HOW TO COMPLETE THIS TASK —
What lines of the data below hold the string "Positively"? Copy each one.

PROVIDED ENTRIES —
----------------------------------------

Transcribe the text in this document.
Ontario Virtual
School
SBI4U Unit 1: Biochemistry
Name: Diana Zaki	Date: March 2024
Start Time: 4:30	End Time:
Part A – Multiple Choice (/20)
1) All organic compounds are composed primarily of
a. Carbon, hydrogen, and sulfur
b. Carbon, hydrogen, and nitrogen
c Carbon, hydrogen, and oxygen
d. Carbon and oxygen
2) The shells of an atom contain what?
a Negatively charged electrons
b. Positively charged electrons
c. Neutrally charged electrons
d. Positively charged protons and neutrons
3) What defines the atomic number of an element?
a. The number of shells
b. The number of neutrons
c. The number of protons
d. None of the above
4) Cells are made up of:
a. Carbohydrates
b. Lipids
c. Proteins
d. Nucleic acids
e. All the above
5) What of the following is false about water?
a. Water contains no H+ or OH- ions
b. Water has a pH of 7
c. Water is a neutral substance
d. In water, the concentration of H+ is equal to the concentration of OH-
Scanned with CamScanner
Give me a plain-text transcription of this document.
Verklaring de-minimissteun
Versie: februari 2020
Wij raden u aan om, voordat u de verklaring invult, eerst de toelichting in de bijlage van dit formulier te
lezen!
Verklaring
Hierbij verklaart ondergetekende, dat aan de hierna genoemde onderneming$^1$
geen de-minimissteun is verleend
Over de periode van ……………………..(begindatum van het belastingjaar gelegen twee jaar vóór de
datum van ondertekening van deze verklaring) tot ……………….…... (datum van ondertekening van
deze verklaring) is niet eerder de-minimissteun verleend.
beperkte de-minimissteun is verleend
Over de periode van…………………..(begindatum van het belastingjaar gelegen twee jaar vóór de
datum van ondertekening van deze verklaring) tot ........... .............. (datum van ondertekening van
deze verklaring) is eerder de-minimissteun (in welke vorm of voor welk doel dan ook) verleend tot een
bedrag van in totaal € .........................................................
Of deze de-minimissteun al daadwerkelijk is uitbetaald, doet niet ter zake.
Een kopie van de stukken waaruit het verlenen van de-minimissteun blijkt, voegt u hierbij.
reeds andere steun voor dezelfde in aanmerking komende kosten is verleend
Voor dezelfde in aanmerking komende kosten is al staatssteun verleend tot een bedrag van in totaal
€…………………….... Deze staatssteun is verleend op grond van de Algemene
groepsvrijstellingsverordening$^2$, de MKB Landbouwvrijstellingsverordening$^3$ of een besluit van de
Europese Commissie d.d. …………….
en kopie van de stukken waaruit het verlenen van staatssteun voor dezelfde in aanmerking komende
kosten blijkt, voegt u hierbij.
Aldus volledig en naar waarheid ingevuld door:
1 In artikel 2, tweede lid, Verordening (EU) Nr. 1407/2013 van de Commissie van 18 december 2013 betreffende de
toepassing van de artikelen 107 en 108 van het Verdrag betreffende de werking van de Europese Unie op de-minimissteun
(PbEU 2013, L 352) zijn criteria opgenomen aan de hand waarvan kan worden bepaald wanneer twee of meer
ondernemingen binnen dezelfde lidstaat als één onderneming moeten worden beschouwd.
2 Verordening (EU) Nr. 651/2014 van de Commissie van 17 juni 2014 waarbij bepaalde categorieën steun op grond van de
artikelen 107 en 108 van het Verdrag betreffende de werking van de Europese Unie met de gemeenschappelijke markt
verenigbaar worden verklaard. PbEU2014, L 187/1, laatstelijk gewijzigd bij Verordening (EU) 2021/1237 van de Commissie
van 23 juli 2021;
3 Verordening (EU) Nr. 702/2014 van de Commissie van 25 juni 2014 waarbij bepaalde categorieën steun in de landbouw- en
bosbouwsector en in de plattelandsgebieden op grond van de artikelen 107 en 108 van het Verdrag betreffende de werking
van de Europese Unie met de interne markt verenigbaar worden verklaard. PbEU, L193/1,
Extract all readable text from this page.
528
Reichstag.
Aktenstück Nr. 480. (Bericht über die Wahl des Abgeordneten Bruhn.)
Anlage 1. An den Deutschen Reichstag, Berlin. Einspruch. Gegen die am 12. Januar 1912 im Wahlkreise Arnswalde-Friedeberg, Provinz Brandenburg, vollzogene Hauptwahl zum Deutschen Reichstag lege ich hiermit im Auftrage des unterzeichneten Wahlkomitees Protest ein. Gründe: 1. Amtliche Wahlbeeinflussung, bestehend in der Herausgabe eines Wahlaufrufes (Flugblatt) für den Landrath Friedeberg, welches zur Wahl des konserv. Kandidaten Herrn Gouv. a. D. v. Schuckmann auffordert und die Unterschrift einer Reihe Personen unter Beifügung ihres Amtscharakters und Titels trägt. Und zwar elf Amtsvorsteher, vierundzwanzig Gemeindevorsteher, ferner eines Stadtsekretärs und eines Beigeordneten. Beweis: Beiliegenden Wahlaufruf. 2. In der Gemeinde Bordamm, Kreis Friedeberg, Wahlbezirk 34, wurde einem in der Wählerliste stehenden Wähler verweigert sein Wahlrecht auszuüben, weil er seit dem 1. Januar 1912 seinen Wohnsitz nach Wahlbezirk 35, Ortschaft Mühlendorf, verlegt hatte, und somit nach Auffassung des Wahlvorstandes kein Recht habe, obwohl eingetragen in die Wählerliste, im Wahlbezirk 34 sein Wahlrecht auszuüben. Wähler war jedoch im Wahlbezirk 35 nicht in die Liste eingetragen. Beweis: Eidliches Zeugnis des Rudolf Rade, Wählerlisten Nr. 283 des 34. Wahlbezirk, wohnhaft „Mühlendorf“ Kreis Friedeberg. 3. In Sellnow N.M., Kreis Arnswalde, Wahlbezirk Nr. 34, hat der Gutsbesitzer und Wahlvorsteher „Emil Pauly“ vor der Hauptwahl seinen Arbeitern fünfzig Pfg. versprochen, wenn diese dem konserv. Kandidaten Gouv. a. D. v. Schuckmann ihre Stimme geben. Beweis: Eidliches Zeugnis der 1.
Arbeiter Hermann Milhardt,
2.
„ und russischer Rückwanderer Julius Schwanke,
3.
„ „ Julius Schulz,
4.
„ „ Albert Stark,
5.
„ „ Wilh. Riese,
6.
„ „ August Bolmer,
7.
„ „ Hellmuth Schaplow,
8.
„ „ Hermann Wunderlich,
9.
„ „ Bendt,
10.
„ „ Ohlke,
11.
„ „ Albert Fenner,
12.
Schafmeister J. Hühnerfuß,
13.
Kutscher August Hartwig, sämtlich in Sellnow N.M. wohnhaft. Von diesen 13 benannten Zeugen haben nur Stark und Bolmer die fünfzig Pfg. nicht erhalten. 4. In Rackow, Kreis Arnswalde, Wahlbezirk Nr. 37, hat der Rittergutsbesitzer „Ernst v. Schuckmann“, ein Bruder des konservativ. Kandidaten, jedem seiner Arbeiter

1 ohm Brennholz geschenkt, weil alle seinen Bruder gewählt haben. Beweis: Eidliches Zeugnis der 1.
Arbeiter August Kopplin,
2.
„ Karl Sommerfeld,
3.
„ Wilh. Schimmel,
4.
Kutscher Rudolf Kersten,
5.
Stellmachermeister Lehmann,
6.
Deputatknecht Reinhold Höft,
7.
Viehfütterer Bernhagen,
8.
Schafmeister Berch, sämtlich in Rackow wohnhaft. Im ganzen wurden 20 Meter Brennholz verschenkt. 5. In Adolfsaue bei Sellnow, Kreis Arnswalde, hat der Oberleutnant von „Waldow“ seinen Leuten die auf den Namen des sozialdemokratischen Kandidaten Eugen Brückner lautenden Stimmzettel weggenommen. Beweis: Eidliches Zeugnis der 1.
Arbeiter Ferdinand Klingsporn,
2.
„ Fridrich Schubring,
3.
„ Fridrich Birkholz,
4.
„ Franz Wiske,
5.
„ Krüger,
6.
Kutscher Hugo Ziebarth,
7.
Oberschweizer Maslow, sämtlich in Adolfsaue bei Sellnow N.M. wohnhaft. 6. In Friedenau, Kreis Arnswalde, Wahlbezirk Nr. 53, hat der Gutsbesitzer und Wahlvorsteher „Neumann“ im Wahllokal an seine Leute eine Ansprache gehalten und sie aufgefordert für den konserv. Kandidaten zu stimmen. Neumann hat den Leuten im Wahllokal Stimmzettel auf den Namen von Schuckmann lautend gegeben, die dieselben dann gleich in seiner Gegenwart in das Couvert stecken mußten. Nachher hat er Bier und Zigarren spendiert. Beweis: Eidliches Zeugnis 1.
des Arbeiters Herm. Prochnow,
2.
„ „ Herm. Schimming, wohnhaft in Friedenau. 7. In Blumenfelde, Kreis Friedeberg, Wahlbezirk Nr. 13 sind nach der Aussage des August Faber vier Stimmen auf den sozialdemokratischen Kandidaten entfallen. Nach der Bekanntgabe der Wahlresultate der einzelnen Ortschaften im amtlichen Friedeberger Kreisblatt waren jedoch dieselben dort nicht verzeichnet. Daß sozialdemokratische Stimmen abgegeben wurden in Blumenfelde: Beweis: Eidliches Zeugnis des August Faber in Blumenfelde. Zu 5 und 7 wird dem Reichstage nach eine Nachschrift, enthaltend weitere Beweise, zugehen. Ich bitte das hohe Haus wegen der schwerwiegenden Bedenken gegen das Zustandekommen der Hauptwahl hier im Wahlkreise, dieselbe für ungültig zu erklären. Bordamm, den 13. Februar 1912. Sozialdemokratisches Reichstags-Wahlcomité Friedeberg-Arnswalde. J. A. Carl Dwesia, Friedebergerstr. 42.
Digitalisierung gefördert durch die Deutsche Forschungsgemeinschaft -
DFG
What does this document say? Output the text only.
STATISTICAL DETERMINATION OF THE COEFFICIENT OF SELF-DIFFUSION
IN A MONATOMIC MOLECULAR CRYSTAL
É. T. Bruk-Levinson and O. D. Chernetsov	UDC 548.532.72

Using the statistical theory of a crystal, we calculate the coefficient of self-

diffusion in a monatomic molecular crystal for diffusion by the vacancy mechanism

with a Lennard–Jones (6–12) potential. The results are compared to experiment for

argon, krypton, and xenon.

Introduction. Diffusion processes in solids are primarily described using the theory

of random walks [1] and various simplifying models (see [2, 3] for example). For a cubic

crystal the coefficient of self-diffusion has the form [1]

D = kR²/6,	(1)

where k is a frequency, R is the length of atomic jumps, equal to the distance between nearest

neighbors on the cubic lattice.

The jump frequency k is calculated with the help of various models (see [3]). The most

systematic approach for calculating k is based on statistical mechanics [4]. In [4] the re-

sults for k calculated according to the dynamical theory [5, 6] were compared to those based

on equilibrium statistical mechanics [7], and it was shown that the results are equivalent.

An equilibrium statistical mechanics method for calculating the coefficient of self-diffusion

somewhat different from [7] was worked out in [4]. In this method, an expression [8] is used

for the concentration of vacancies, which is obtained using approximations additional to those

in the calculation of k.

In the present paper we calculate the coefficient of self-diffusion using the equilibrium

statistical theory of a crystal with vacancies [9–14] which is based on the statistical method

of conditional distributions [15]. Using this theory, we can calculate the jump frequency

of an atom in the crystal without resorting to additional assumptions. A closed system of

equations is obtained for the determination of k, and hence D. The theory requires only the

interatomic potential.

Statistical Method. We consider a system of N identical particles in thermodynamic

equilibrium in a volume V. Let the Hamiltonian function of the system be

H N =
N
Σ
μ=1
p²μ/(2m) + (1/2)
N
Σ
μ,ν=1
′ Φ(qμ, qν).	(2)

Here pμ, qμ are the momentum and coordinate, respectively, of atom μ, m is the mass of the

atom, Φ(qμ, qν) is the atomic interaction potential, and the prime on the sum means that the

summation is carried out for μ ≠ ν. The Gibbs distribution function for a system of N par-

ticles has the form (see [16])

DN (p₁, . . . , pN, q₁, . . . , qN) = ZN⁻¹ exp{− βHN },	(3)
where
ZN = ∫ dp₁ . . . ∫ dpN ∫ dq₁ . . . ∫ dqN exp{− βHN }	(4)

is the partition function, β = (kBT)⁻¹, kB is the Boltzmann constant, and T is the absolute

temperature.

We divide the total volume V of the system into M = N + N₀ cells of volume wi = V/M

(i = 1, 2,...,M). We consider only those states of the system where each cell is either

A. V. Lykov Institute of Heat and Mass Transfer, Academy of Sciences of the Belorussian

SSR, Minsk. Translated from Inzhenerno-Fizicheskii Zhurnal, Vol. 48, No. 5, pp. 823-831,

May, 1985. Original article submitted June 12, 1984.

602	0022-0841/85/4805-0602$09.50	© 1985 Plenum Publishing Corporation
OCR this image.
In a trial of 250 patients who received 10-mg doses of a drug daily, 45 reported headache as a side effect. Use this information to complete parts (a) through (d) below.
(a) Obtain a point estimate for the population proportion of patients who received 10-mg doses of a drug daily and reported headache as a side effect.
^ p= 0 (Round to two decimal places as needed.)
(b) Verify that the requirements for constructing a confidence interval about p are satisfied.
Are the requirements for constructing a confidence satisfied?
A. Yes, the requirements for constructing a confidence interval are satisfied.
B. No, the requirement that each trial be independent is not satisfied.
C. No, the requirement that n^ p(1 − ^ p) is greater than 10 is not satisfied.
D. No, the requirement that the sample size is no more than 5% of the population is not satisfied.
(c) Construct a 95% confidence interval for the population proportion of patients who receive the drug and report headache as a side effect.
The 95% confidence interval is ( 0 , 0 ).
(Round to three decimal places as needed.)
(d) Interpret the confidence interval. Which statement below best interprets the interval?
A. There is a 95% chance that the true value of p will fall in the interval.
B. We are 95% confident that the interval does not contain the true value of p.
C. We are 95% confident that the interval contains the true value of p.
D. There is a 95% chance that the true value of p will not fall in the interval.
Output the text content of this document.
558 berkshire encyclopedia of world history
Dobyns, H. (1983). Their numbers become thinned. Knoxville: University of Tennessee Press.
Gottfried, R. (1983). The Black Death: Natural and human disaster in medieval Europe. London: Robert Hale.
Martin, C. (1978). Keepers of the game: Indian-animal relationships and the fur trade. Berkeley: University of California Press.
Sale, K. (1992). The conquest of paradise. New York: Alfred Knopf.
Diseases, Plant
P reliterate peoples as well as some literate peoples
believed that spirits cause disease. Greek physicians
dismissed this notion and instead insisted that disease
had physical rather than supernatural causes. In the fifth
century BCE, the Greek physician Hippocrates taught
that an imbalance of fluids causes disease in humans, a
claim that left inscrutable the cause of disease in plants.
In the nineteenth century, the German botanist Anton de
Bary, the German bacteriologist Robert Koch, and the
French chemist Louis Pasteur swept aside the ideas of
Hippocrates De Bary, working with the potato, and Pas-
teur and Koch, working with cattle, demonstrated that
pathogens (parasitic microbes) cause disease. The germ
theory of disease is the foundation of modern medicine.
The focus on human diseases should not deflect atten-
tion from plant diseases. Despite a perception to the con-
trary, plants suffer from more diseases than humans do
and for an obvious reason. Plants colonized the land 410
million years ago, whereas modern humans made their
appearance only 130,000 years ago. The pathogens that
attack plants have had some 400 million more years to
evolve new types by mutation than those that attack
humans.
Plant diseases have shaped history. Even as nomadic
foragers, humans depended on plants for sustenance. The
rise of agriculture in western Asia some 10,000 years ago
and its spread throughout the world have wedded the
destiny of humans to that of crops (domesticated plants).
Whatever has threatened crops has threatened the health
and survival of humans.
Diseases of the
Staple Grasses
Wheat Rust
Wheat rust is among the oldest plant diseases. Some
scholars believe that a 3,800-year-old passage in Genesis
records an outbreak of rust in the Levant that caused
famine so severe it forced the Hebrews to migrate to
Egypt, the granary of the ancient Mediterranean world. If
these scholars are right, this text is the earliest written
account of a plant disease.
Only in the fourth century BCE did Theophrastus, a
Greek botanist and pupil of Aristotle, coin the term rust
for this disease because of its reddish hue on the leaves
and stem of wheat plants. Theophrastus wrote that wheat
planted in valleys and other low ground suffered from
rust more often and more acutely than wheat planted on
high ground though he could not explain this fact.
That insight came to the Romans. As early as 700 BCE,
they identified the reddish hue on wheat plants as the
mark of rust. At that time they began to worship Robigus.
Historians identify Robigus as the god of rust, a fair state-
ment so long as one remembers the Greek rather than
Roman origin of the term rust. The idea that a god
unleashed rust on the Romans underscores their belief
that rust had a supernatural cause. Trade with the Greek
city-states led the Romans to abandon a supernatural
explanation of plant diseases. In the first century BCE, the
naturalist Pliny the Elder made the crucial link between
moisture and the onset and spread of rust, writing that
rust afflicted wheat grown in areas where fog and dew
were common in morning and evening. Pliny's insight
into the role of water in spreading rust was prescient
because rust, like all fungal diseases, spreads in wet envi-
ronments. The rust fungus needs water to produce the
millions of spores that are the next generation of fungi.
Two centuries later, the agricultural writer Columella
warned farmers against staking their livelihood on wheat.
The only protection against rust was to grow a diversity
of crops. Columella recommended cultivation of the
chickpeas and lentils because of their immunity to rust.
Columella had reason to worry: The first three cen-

----------------------------------------

ANSWER TO THIS PROBLEM —
b. Positively charged electrons
d. Positively charged protons and neutrons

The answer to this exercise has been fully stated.